**TASK INPUT**:
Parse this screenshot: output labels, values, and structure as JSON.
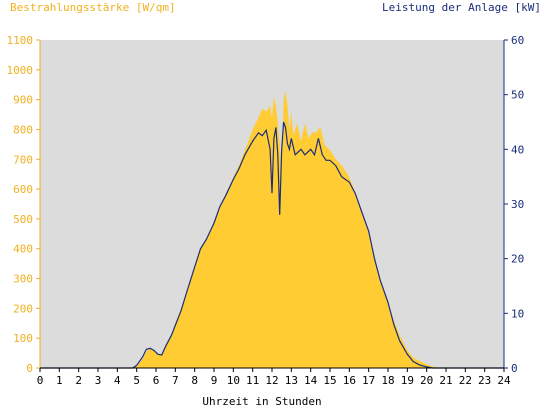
{
  "chart_data": {
    "type": "area",
    "left_axis_title": "Bestrahlungsstärke [W/qm]",
    "right_axis_title": "Leistung der Anlage [kW]",
    "xlabel": "Uhrzeit in Stunden",
    "x_ticks": [
      "0",
      "1",
      "2",
      "3",
      "4",
      "5",
      "6",
      "7",
      "8",
      "9",
      "10",
      "11",
      "12",
      "13",
      "14",
      "15",
      "16",
      "17",
      "18",
      "19",
      "20",
      "21",
      "22",
      "23",
      "24"
    ],
    "y_left_ticks": [
      "0",
      "100",
      "200",
      "300",
      "400",
      "500",
      "600",
      "700",
      "800",
      "900",
      "1000",
      "1100"
    ],
    "y_right_ticks": [
      "0",
      "10",
      "20",
      "30",
      "40",
      "50",
      "60"
    ],
    "xlim": [
      0,
      24
    ],
    "ylim_left": [
      0,
      1100
    ],
    "ylim_right": [
      0,
      60
    ],
    "grid": false,
    "colors": {
      "irradiance": "#ffcc33",
      "power": "#1a2e7a",
      "plot_bg": "#dcdcdc",
      "left_axis": "#f0b020",
      "right_axis": "#1a2e7a"
    },
    "series": [
      {
        "axis": "left",
        "style": "area",
        "x": [
          0,
          4.7,
          5.0,
          5.3,
          5.5,
          5.7,
          5.9,
          6.1,
          6.3,
          6.5,
          6.8,
          7.0,
          7.3,
          7.6,
          8.0,
          8.3,
          8.6,
          9.0,
          9.3,
          9.6,
          10.0,
          10.3,
          10.6,
          11.0,
          11.3,
          11.5,
          11.7,
          11.9,
          12.0,
          12.1,
          12.2,
          12.3,
          12.4,
          12.5,
          12.6,
          12.7,
          12.8,
          12.9,
          13.0,
          13.1,
          13.3,
          13.5,
          13.7,
          13.9,
          14.1,
          14.3,
          14.5,
          14.7,
          15.0,
          15.3,
          15.6,
          16.0,
          16.3,
          16.6,
          17.0,
          17.3,
          17.6,
          18.0,
          18.3,
          18.6,
          19.0,
          19.3,
          19.6,
          19.9,
          20.1,
          20.3,
          20.5,
          24
        ],
        "y": [
          0,
          0,
          5,
          30,
          55,
          65,
          60,
          45,
          45,
          80,
          110,
          150,
          200,
          260,
          340,
          400,
          430,
          490,
          540,
          580,
          640,
          680,
          730,
          800,
          840,
          870,
          860,
          880,
          840,
          910,
          880,
          820,
          750,
          660,
          900,
          930,
          880,
          800,
          860,
          780,
          820,
          760,
          820,
          770,
          790,
          790,
          810,
          750,
          730,
          700,
          680,
          640,
          590,
          530,
          450,
          370,
          300,
          220,
          160,
          110,
          60,
          35,
          25,
          15,
          10,
          5,
          2,
          0
        ]
      },
      {
        "axis": "right",
        "style": "line",
        "x": [
          0,
          4.8,
          5.0,
          5.3,
          5.5,
          5.7,
          5.9,
          6.1,
          6.3,
          6.5,
          6.8,
          7.0,
          7.3,
          7.6,
          8.0,
          8.3,
          8.6,
          9.0,
          9.3,
          9.6,
          10.0,
          10.3,
          10.6,
          11.0,
          11.3,
          11.5,
          11.7,
          11.9,
          12.0,
          12.1,
          12.2,
          12.3,
          12.4,
          12.5,
          12.6,
          12.7,
          12.8,
          12.9,
          13.0,
          13.2,
          13.5,
          13.7,
          14.0,
          14.2,
          14.4,
          14.6,
          14.8,
          15.0,
          15.3,
          15.6,
          16.0,
          16.3,
          16.6,
          17.0,
          17.3,
          17.6,
          18.0,
          18.3,
          18.6,
          19.0,
          19.3,
          19.6,
          20.0,
          20.3,
          24
        ],
        "y": [
          0,
          0,
          0.5,
          2,
          3.4,
          3.6,
          3.2,
          2.5,
          2.4,
          4,
          6,
          7.8,
          10.5,
          14,
          18.5,
          21.8,
          23.5,
          26.5,
          29.5,
          31.5,
          34.5,
          36.5,
          39,
          41.5,
          43,
          42.5,
          43.5,
          40,
          32,
          42,
          44,
          39,
          28,
          40,
          45,
          44,
          41,
          40,
          42,
          39,
          40,
          39,
          40,
          39,
          42,
          39,
          38,
          38,
          37,
          35,
          34,
          32,
          29,
          25,
          20,
          16,
          12,
          8,
          5,
          2.5,
          1.2,
          0.6,
          0.2,
          0,
          0
        ]
      }
    ]
  }
}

**EXERCISE**: Go back to the records above and write them out exactly, without the pictures.

**COMPLETE RESPONSE**:
Parse this screenshot: output labels, values, and structure as JSON.
{
  "chart_data": {
    "type": "area",
    "left_axis_title": "Bestrahlungsstärke [W/qm]",
    "right_axis_title": "Leistung der Anlage [kW]",
    "xlabel": "Uhrzeit in Stunden",
    "x_ticks": [
      "0",
      "1",
      "2",
      "3",
      "4",
      "5",
      "6",
      "7",
      "8",
      "9",
      "10",
      "11",
      "12",
      "13",
      "14",
      "15",
      "16",
      "17",
      "18",
      "19",
      "20",
      "21",
      "22",
      "23",
      "24"
    ],
    "y_left_ticks": [
      "0",
      "100",
      "200",
      "300",
      "400",
      "500",
      "600",
      "700",
      "800",
      "900",
      "1000",
      "1100"
    ],
    "y_right_ticks": [
      "0",
      "10",
      "20",
      "30",
      "40",
      "50",
      "60"
    ],
    "xlim": [
      0,
      24
    ],
    "ylim_left": [
      0,
      1100
    ],
    "ylim_right": [
      0,
      60
    ],
    "grid": false,
    "colors": {
      "irradiance": "#ffcc33",
      "power": "#1a2e7a",
      "plot_bg": "#dcdcdc",
      "left_axis": "#f0b020",
      "right_axis": "#1a2e7a"
    },
    "series": [
      {
        "axis": "left",
        "style": "area",
        "x": [
          0,
          4.7,
          5.0,
          5.3,
          5.5,
          5.7,
          5.9,
          6.1,
          6.3,
          6.5,
          6.8,
          7.0,
          7.3,
          7.6,
          8.0,
          8.3,
          8.6,
          9.0,
          9.3,
          9.6,
          10.0,
          10.3,
          10.6,
          11.0,
          11.3,
          11.5,
          11.7,
          11.9,
          12.0,
          12.1,
          12.2,
          12.3,
          12.4,
          12.5,
          12.6,
          12.7,
          12.8,
          12.9,
          13.0,
          13.1,
          13.3,
          13.5,
          13.7,
          13.9,
          14.1,
          14.3,
          14.5,
          14.7,
          15.0,
          15.3,
          15.6,
          16.0,
          16.3,
          16.6,
          17.0,
          17.3,
          17.6,
          18.0,
          18.3,
          18.6,
          19.0,
          19.3,
          19.6,
          19.9,
          20.1,
          20.3,
          20.5,
          24
        ],
        "y": [
          0,
          0,
          5,
          30,
          55,
          65,
          60,
          45,
          45,
          80,
          110,
          150,
          200,
          260,
          340,
          400,
          430,
          490,
          540,
          580,
          640,
          680,
          730,
          800,
          840,
          870,
          860,
          880,
          840,
          910,
          880,
          820,
          750,
          660,
          900,
          930,
          880,
          800,
          860,
          780,
          820,
          760,
          820,
          770,
          790,
          790,
          810,
          750,
          730,
          700,
          680,
          640,
          590,
          530,
          450,
          370,
          300,
          220,
          160,
          110,
          60,
          35,
          25,
          15,
          10,
          5,
          2,
          0
        ]
      },
      {
        "axis": "right",
        "style": "line",
        "x": [
          0,
          4.8,
          5.0,
          5.3,
          5.5,
          5.7,
          5.9,
          6.1,
          6.3,
          6.5,
          6.8,
          7.0,
          7.3,
          7.6,
          8.0,
          8.3,
          8.6,
          9.0,
          9.3,
          9.6,
          10.0,
          10.3,
          10.6,
          11.0,
          11.3,
          11.5,
          11.7,
          11.9,
          12.0,
          12.1,
          12.2,
          12.3,
          12.4,
          12.5,
          12.6,
          12.7,
          12.8,
          12.9,
          13.0,
          13.2,
          13.5,
          13.7,
          14.0,
          14.2,
          14.4,
          14.6,
          14.8,
          15.0,
          15.3,
          15.6,
          16.0,
          16.3,
          16.6,
          17.0,
          17.3,
          17.6,
          18.0,
          18.3,
          18.6,
          19.0,
          19.3,
          19.6,
          20.0,
          20.3,
          24
        ],
        "y": [
          0,
          0,
          0.5,
          2,
          3.4,
          3.6,
          3.2,
          2.5,
          2.4,
          4,
          6,
          7.8,
          10.5,
          14,
          18.5,
          21.8,
          23.5,
          26.5,
          29.5,
          31.5,
          34.5,
          36.5,
          39,
          41.5,
          43,
          42.5,
          43.5,
          40,
          32,
          42,
          44,
          39,
          28,
          40,
          45,
          44,
          41,
          40,
          42,
          39,
          40,
          39,
          40,
          39,
          42,
          39,
          38,
          38,
          37,
          35,
          34,
          32,
          29,
          25,
          20,
          16,
          12,
          8,
          5,
          2.5,
          1.2,
          0.6,
          0.2,
          0,
          0
        ]
      }
    ]
  }
}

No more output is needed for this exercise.